▸ **Data supplied**:
>> Start

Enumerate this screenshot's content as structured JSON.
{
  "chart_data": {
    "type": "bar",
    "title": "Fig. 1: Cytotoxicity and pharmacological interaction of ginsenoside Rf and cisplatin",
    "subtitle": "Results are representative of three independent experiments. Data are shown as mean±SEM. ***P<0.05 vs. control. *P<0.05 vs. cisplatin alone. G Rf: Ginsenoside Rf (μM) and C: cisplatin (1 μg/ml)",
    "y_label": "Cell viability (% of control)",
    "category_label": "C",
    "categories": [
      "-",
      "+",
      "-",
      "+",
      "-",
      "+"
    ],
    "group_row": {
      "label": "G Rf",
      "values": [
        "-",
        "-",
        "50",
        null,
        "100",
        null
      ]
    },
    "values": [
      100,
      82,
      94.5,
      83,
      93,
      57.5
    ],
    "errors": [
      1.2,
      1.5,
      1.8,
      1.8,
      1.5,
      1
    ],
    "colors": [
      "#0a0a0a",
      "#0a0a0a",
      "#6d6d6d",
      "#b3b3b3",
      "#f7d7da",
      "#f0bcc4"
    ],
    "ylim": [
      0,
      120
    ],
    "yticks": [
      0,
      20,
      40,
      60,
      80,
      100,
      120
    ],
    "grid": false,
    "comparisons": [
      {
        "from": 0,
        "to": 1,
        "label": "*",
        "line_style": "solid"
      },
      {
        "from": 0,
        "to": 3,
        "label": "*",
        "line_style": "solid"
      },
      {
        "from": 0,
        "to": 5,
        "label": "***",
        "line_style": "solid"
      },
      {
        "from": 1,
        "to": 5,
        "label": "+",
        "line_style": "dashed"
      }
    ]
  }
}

>> End

▸ **Task to carry out**:
Print the whole listing exactly as it is.

▸ **Response**:
Enumerate this screenshot's content as structured JSON.
{
  "chart_data": {
    "type": "bar",
    "title": "Fig. 1: Cytotoxicity and pharmacological interaction of ginsenoside Rf and cisplatin",
    "subtitle": "Results are representative of three independent experiments. Data are shown as mean±SEM. ***P<0.05 vs. control. *P<0.05 vs. cisplatin alone. G Rf: Ginsenoside Rf (μM) and C: cisplatin (1 μg/ml)",
    "y_label": "Cell viability (% of control)",
    "category_label": "C",
    "categories": [
      "-",
      "+",
      "-",
      "+",
      "-",
      "+"
    ],
    "group_row": {
      "label": "G Rf",
      "values": [
        "-",
        "-",
        "50",
        null,
        "100",
        null
      ]
    },
    "values": [
      100,
      82,
      94.5,
      83,
      93,
      57.5
    ],
    "errors": [
      1.2,
      1.5,
      1.8,
      1.8,
      1.5,
      1
    ],
    "colors": [
      "#0a0a0a",
      "#0a0a0a",
      "#6d6d6d",
      "#b3b3b3",
      "#f7d7da",
      "#f0bcc4"
    ],
    "ylim": [
      0,
      120
    ],
    "yticks": [
      0,
      20,
      40,
      60,
      80,
      100,
      120
    ],
    "grid": false,
    "comparisons": [
      {
        "from": 0,
        "to": 1,
        "label": "*",
        "line_style": "solid"
      },
      {
        "from": 0,
        "to": 3,
        "label": "*",
        "line_style": "solid"
      },
      {
        "from": 0,
        "to": 5,
        "label": "***",
        "line_style": "solid"
      },
      {
        "from": 1,
        "to": 5,
        "label": "+",
        "line_style": "dashed"
      }
    ]
  }
}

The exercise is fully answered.